#### [EXERCISE BRIEF]
Wherever the word "ylabel" appears in a line, extract that line.

#### [Items from a figure collection]
• • • • •
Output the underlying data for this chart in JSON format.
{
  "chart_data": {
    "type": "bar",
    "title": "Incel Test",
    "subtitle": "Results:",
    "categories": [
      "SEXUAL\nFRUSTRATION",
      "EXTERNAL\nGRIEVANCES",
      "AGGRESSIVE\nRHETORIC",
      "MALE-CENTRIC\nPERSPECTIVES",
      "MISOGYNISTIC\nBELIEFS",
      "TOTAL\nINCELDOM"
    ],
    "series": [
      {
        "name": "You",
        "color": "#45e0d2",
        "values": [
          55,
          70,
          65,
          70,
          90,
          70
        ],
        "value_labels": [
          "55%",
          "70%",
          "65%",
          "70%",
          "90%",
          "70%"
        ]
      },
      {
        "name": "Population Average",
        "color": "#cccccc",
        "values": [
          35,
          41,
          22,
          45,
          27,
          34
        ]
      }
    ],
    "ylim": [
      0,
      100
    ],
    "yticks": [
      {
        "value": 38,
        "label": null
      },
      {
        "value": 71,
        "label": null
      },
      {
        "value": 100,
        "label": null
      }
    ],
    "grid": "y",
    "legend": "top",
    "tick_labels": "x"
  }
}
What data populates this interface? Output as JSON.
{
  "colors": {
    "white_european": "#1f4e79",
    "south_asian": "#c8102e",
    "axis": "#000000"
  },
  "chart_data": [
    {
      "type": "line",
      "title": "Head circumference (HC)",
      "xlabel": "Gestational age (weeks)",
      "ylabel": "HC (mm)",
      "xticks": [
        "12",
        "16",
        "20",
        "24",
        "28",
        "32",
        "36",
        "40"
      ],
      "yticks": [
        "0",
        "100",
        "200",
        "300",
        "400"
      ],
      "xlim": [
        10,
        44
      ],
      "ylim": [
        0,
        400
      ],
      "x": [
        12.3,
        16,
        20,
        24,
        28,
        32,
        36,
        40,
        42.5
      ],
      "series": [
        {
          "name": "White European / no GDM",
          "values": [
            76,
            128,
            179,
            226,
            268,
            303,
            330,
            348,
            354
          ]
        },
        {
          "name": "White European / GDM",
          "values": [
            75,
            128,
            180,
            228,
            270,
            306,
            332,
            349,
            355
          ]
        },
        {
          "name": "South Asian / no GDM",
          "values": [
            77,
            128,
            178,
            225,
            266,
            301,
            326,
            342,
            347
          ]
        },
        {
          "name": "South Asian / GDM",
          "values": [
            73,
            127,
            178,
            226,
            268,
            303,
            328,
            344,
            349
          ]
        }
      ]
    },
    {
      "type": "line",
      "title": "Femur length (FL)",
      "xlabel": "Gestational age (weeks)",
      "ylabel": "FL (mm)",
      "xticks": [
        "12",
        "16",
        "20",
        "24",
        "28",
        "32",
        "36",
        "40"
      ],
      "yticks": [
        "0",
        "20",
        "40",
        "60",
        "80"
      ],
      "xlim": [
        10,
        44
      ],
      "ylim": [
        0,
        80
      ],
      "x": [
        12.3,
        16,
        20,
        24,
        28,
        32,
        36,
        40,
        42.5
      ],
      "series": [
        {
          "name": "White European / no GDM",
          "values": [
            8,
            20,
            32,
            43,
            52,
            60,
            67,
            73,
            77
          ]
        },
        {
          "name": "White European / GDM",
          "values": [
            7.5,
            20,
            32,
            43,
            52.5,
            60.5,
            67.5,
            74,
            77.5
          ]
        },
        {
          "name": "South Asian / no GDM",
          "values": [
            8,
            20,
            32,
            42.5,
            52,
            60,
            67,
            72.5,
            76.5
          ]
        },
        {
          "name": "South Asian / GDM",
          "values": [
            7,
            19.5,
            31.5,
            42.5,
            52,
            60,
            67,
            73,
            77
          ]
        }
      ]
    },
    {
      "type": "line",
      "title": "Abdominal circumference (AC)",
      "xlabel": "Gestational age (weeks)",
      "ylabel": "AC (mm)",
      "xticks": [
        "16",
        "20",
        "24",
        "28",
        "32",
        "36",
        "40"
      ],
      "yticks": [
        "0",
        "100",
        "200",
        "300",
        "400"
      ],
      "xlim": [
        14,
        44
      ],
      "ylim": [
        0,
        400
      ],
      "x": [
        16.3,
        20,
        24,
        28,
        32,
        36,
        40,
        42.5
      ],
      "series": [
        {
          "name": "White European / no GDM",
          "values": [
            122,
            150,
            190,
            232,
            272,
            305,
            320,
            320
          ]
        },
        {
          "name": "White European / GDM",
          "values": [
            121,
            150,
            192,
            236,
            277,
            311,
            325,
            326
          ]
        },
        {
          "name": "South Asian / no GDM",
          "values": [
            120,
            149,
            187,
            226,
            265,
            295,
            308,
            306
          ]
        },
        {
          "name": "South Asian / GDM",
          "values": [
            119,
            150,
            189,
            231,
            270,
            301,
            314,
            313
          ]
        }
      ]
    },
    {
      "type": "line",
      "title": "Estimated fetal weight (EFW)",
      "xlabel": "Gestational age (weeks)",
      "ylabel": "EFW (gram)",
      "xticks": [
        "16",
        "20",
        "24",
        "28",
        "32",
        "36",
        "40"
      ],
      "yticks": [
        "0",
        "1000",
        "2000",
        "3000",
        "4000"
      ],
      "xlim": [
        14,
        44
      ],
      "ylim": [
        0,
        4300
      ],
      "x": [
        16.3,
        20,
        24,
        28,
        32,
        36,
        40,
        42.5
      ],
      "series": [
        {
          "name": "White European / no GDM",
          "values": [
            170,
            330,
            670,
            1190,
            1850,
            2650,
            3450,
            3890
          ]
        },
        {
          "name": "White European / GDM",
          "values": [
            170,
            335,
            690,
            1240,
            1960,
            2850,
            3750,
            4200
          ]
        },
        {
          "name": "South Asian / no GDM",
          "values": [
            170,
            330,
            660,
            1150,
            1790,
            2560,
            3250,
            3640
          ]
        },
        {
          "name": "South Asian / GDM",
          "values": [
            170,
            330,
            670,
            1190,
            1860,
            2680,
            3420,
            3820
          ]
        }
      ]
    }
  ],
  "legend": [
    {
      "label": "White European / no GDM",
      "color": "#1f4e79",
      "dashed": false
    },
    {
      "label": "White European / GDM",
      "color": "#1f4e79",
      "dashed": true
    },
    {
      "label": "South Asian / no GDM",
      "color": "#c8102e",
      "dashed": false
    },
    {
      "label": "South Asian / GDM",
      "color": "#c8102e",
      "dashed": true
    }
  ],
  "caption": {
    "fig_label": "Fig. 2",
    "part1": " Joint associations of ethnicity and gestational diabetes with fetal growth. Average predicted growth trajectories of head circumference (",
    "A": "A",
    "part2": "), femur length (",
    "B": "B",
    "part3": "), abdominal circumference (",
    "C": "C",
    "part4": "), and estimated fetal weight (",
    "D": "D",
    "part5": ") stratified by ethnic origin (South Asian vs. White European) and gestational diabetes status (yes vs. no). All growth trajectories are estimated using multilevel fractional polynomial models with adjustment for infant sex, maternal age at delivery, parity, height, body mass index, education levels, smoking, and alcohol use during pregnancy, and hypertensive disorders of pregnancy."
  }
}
• • • • •
#### [ANSWER FOR THIS EXERCISE]
      "ylabel": "HC (mm)",
      "ylabel": "FL (mm)",
      "ylabel": "AC (mm)",
      "ylabel": "EFW (gram)",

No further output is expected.